▶ **Prompt**:
Check every line in the records below for the word "Location" and report how many have it, nothing more.

▶ **Exercise inputs**:
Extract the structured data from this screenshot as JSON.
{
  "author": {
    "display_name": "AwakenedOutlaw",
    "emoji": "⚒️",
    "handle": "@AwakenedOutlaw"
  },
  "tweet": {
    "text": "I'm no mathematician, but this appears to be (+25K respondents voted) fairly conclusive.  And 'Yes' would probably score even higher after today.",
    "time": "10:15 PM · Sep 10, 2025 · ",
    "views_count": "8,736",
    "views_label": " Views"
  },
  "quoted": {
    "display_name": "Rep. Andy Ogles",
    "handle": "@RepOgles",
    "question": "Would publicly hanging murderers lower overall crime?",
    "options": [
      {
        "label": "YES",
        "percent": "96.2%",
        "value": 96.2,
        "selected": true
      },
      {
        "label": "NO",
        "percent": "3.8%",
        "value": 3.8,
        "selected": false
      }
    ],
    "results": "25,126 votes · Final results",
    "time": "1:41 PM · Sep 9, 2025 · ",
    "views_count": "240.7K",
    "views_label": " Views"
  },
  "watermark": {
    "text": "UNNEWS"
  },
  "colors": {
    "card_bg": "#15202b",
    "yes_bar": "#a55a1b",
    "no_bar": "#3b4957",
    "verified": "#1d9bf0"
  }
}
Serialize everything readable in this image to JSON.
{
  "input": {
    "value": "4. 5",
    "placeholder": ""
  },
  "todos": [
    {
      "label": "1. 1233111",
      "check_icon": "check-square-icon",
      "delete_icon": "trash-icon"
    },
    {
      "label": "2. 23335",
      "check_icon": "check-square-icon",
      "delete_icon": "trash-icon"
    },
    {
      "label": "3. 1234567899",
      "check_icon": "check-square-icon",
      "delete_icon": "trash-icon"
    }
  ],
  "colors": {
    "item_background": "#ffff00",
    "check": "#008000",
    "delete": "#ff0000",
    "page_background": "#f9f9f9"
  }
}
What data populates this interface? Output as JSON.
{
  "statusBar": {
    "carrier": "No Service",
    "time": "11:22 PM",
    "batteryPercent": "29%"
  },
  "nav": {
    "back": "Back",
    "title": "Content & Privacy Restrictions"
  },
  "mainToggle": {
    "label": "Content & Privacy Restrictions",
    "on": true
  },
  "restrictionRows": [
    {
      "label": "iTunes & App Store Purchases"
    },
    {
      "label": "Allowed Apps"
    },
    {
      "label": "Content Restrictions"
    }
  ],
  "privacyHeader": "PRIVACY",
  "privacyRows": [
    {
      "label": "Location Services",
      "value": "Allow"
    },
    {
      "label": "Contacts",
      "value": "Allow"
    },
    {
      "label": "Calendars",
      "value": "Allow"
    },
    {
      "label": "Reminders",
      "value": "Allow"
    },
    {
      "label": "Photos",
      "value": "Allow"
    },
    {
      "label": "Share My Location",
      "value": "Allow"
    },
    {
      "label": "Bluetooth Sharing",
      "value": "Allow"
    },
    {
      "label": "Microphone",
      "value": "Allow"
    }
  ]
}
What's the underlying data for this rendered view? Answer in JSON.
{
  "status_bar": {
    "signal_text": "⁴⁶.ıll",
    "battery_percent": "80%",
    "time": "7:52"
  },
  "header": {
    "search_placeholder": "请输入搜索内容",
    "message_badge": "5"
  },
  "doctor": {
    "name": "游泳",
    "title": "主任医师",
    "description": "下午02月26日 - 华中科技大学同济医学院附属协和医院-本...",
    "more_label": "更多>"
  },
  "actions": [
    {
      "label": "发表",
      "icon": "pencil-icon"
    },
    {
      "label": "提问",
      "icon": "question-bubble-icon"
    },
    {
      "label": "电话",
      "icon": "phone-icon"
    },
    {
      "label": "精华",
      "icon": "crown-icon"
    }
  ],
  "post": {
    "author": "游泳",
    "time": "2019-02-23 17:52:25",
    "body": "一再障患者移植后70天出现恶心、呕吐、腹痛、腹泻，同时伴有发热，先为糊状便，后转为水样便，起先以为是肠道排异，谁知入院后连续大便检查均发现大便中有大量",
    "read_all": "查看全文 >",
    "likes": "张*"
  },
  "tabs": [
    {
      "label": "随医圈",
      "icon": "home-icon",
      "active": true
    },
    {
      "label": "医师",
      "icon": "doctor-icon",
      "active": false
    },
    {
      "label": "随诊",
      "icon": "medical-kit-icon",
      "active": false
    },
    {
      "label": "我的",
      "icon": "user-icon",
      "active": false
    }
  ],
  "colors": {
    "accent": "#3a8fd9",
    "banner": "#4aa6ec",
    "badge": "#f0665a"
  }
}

▶ **Solution to this task**:
2